**EXERCISES TO COMPLETE**:
[A] Please list every header file that the test program in the netmap kqueue bug report below includes.
[B] In the netmap kqueue bug report below, which mutex does the panic message say is not owned?
[C] Extend the netmap kqueue bug report below, picking up right after its final line.

**EXCERPT**:
It seems that there is a bug in kqueue support code of netmap which can cause kernel panic. And I can reproduce the kernel panic with this simple program on -HEAD: #include <stdio.h> #include <assert.h> #include <sys/types.h> #include <sys/event.h> #include <sys/time.h> #ifndef NETMAP_WITH_LIBS #define NETMAP_WITH_LIBS #endif #include <net/netmap_user.h> static int kq_add(int kq, int fd) { struct kevent changes[1]; int ret; EV_SET(&changes[0], fd, EVFILT_READ, EV_ADD, 0, 0, NULL); ret = kevent(kq, changes, 1, NULL, 0, NULL); assert(ret != -1); printf("[%s] success\n", __func__); return (ret); } static void kq_wait(int kq) { struct kevent events[1]; int ret; ret = kevent(kq, NULL, 0, events, 1, NULL); assert(ret != -1); printf("[%s] success\n", __func__); } int main(void) { const char *ifname = "vale0:vm1"; struct nm_desc *d; int kq; d = nm_open(ifname, NULL, 0, 0); assert(d != NULL); kq = kqueue(); assert(kq != -1); kq_add(kq, d->fd); kq_wait(kq); return (0); } And below is part of the crash summary: freebsd dumped core - see /var/crash/vmcore.0 Fri Jan 8 22:19:39 CST 2016 FreeBSD freebsd 11.0-CURRENT FreeBSD 11.0-CURRENT #2 d1f6105(master)-dirty: Fri Jan 8 21:55:33 CST 2016 btw@freebsd:/usr/obj/root/freebsd/sys/GENERIC amd64 ...... panic: mutex nm_kn_lock not owned at /root/freebsd/sys/kern/kern_event.c:2073 cpuid = 1 KDB: stack backtrace: db_trace_self_wrapper() at db_trace_self_wrapper+0x2b/frame 0xfffffe011744c420 vpanic() at vpanic+0x182/frame 0xfffffe011744c4a0 panic() at panic+0x43/frame 0xfffffe011744c500 __mtx_assert() at __mtx_assert+0xbf/frame 0xfffffe011744c510 knlist_add() at knlist_add+0x20/frame 0xfffffe011744c540 netmap_kqfilter() at netmap_kqfilter+0x101/frame 0xfffffe011744c580 devfs_kqfilter_f() at devfs_kqfilter_f+0x81/frame 0xfffffe011744c5d0 kqueue_register() at kqueue_register+0x5bf/frame 0xfffffe011744c670 kqueue_kevent() at kqueue_kevent+0xc8/frame 0xfffffe011744c840 kern_kevent_fp() at kern_kevent_fp+0x99/frame 0xfffffe011744c890 kern_kevent() at kern_kevent+0x9f/frame 0xfffffe011744c8f0 sys_kevent() at sys_kevent+0x11c/frame 0xfffffe011744c9a0 amd64_syscall() at amd64_syscall+0x2db/frame 0xfffffe011744cab0 Xfast_syscall() at Xfast_syscall+0xfb/frame 0xfffffe011744cab0 --- syscall (363, FreeBSD ELF64, sys_kevent), rip = 0x80095bc7a, rsp = 0x7fffffffe988, rbp = 0x7fffffffe9e0 --- KDB: enter: panic ......

**ITEMS**:

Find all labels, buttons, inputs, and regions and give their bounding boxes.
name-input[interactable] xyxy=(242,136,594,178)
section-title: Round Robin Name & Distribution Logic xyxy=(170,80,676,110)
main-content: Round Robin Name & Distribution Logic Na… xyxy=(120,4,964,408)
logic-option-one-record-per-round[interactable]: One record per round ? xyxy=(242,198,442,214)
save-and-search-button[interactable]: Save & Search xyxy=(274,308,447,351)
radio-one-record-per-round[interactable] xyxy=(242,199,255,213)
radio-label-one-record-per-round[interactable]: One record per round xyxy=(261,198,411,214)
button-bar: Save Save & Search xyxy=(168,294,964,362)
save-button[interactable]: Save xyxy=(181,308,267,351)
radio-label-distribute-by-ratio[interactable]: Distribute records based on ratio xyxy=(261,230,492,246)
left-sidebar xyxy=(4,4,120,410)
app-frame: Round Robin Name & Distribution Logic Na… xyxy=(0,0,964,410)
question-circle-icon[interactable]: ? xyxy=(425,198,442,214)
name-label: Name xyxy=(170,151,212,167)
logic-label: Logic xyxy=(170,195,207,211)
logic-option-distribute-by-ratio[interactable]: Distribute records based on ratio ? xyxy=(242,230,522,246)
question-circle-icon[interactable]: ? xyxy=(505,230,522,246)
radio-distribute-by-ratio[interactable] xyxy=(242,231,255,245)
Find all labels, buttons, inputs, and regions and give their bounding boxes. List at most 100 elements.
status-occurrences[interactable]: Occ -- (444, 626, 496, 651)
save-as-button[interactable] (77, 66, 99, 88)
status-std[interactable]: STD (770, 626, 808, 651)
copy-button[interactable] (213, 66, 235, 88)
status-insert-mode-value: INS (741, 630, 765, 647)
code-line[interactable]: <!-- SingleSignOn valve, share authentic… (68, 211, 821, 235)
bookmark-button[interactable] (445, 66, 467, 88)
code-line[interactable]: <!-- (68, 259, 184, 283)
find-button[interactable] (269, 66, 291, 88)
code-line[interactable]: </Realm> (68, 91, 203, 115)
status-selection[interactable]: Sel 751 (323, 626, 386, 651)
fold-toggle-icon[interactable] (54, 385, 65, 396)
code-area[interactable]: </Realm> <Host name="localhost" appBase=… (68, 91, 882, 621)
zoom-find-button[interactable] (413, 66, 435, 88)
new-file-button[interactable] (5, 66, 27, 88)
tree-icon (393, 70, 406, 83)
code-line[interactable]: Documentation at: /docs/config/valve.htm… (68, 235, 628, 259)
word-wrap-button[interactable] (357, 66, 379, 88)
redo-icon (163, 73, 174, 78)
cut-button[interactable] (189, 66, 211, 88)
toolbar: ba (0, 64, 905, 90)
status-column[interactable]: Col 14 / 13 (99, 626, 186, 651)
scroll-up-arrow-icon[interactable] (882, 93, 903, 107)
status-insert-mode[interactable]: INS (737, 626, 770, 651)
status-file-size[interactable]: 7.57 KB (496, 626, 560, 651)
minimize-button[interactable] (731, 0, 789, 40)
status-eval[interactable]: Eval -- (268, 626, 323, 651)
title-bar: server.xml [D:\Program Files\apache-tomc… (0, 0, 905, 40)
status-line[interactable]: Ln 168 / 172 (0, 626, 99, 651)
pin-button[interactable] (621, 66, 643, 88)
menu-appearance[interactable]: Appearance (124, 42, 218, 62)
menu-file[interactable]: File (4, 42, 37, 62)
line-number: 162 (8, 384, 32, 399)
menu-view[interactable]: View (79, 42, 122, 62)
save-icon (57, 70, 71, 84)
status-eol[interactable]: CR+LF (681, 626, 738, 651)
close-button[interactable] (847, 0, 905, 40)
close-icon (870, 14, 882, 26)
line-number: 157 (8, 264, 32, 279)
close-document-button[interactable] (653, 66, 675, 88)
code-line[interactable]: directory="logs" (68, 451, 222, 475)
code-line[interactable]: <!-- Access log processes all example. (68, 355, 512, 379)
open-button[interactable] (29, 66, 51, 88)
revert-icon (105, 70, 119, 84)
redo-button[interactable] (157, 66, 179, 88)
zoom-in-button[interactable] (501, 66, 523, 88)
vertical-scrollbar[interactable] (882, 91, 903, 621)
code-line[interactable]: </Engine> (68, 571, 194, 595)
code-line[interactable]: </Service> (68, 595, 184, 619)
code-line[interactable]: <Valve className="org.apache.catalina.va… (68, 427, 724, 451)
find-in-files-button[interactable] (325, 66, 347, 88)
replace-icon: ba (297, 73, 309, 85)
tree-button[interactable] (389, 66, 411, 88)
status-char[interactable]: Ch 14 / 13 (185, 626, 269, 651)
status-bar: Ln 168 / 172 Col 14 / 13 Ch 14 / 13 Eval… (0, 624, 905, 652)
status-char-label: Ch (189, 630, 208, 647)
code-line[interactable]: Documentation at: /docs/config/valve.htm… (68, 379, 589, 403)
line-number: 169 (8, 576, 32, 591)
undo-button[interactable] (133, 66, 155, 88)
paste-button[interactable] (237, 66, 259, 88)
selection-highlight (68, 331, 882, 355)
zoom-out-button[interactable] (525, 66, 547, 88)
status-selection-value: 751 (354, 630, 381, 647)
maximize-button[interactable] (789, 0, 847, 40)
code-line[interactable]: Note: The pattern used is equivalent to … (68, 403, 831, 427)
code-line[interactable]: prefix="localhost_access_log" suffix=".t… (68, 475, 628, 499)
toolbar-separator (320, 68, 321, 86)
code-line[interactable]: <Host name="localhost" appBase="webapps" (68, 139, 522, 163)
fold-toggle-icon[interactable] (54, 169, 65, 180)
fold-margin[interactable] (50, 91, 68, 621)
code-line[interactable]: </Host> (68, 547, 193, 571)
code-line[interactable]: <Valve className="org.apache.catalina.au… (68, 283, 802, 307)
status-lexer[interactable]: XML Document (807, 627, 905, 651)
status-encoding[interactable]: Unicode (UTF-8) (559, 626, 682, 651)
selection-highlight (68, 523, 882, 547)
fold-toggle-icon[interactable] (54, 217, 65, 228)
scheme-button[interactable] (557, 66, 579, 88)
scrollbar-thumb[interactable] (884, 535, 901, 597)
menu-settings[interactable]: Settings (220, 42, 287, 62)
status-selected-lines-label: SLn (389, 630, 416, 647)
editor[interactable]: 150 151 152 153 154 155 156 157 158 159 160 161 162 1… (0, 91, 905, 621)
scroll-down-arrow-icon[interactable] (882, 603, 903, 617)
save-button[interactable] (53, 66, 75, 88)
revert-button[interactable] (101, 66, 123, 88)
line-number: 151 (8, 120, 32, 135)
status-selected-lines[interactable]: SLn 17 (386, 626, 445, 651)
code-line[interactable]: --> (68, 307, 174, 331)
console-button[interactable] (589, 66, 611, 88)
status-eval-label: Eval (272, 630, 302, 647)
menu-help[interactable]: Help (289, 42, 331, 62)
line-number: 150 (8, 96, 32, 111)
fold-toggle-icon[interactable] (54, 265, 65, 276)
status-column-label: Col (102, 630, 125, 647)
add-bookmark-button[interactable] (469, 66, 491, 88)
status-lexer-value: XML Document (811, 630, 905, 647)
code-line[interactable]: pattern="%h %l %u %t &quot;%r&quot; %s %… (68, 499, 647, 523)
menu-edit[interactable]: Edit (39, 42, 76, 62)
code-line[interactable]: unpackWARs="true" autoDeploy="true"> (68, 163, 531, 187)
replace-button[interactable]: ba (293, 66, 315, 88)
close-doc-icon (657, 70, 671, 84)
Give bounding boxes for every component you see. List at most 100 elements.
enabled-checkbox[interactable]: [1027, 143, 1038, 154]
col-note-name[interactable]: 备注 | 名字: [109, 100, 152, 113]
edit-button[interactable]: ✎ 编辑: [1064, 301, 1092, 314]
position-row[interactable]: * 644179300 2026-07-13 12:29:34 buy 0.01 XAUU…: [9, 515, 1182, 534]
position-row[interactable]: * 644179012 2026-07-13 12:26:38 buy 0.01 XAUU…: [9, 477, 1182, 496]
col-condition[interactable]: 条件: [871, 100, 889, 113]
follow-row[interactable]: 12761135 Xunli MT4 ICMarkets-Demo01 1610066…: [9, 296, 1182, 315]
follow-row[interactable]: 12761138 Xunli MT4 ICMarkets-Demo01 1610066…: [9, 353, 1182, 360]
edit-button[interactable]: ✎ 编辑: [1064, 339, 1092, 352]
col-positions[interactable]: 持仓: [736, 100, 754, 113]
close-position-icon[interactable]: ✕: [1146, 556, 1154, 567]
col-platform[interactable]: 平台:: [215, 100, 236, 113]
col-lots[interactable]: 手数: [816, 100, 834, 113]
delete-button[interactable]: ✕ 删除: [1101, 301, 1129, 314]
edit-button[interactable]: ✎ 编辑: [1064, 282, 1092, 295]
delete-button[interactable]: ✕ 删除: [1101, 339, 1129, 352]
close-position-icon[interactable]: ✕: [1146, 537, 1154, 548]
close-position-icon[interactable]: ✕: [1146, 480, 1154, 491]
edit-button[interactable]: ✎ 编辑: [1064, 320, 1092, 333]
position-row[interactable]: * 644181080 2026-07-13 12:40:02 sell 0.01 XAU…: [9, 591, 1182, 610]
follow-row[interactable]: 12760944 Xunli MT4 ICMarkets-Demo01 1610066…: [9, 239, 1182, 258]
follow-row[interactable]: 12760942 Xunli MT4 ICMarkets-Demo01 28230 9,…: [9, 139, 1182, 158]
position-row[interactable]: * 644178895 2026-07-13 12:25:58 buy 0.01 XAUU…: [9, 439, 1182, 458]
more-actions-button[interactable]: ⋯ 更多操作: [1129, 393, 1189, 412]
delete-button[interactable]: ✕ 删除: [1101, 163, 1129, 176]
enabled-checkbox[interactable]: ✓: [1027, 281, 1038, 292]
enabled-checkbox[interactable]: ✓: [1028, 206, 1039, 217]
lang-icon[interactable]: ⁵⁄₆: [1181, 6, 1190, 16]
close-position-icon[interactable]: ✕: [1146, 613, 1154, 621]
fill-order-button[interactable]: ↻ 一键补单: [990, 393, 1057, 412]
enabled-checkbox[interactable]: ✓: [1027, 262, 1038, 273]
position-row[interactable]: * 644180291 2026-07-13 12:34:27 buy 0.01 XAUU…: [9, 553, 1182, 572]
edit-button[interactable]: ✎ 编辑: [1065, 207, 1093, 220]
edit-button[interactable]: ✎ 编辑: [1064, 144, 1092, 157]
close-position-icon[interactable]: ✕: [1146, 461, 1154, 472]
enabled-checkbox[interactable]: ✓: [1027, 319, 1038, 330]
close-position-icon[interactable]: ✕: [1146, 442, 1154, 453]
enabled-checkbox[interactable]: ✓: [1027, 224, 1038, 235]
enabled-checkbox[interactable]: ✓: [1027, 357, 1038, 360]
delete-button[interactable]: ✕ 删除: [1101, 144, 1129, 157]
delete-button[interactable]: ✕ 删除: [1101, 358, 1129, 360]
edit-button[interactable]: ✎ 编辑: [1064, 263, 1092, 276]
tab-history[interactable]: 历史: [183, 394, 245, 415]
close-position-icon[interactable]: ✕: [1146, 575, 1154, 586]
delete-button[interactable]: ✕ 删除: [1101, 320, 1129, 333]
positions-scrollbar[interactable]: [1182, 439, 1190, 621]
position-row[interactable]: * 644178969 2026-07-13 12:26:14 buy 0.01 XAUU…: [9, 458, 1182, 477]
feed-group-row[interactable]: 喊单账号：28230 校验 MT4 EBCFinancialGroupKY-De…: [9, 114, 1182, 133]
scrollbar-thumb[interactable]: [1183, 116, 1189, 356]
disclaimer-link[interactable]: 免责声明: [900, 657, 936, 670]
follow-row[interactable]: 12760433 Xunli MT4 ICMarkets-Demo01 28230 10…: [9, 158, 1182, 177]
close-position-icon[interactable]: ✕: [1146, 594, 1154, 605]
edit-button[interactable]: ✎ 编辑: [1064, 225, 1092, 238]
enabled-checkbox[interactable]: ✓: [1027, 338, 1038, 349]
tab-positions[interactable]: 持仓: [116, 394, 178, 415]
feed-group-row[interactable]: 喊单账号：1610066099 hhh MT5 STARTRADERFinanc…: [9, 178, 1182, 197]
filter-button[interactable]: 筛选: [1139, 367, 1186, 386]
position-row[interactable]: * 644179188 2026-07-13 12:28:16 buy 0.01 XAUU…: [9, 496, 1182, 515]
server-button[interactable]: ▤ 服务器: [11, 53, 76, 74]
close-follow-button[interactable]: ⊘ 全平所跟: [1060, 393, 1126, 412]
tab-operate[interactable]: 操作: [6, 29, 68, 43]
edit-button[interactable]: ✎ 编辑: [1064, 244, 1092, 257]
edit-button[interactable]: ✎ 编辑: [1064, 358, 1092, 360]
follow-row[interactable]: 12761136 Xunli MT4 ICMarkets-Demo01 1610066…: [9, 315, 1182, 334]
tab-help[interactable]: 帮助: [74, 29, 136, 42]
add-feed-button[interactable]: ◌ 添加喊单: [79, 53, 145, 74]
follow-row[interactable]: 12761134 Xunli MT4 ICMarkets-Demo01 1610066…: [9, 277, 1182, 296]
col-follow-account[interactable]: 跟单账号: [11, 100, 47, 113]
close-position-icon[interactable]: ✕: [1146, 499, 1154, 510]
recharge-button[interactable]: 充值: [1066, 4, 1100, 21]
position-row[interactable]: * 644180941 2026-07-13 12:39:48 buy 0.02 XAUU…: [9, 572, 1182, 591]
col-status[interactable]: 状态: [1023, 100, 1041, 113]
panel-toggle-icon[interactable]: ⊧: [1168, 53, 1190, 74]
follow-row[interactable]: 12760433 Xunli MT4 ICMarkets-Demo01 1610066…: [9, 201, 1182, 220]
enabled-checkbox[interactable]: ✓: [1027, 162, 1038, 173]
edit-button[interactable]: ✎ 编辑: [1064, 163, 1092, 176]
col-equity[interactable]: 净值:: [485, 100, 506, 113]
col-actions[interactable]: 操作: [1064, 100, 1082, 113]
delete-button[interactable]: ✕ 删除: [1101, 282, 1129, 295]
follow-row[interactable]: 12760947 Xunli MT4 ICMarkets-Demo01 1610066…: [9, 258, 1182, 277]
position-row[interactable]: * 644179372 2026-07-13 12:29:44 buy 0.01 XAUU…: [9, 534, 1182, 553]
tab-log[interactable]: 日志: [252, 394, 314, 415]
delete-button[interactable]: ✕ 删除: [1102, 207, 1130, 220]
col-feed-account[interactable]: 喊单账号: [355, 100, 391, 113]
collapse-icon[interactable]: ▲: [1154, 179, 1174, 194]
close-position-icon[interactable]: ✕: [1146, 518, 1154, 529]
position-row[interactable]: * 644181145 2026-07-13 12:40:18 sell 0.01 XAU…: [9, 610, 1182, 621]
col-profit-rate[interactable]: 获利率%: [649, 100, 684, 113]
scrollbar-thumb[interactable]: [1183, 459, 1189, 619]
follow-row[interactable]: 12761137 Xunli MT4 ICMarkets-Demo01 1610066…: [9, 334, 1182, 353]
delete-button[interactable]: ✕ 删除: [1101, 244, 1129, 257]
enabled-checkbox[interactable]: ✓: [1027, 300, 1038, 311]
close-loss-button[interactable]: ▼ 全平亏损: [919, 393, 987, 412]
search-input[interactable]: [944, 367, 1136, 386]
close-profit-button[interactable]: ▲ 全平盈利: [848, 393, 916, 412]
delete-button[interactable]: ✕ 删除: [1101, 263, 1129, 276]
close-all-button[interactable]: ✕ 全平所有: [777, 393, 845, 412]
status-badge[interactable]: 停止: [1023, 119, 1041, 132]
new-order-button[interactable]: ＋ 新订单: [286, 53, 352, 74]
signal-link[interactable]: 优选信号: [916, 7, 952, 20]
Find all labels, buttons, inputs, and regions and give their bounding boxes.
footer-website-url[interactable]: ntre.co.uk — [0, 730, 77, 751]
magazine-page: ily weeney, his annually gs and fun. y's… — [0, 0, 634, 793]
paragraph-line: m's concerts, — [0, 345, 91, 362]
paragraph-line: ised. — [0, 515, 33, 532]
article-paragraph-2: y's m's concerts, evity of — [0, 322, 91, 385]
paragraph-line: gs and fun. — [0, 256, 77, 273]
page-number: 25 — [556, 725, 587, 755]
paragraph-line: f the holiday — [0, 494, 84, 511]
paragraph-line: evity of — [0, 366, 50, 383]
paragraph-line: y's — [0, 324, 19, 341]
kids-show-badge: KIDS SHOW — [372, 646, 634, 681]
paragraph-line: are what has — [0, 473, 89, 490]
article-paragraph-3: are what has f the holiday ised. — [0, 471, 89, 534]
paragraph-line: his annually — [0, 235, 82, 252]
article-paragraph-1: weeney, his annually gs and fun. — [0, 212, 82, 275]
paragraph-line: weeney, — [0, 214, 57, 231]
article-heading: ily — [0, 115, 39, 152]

**RESULTS BY TASK**:
[A] stdio.h, assert.h, sys/types.h, sys/event.h, sys/time.h, net/netmap_user.h

[B] nm_kn_lock

[C]
I don't know enough to verify as a real bug, adding some folks who might have a grasp of what's going on here.
(In reply to Sean Bruno from comment #1) I think replacing 1 with 0 in the sys/dev/netmap/netmap_freebsd.c:netmap_kqfilter(), the call to knlist_add() would fix the issue at hand. But the panic probably means that netmap authors never ever run the code with INVARIANTS and WITNESS. Also, there are other comments in the netmap_freebsd.c, esp. about 'not even munmap() on close()' which are, together with conslusions made, at least strange.
Logged as netmap issue #521: https://github.com/luigirizzo/netmap/issues/521
(In reply to Konstantin Belousov from comment #2) I've verified that the change suggested by kib@ does, indeed, avoid the panic. I've submitted a pull request upstream to make that change. I don't know if we want a local fix in the meantime or not. Adding mmacy@ for an opinion as the commit log indicates he has been syncing with upstream recently.
This bug has been fixed in upstream (netmap PR #520).
(In reply to David Bright from comment #5) This fix was (accidentally) committed in base r337812 and incorporated into the upcoming 12.0-RELEASE; I just noticed that now when I went to MFC that commit to stable/11. Noting the commit now, considerably after the fact. Also, flagging this as MFC-ed to stable/12 as it actually was committed before 12.0-RELEASE.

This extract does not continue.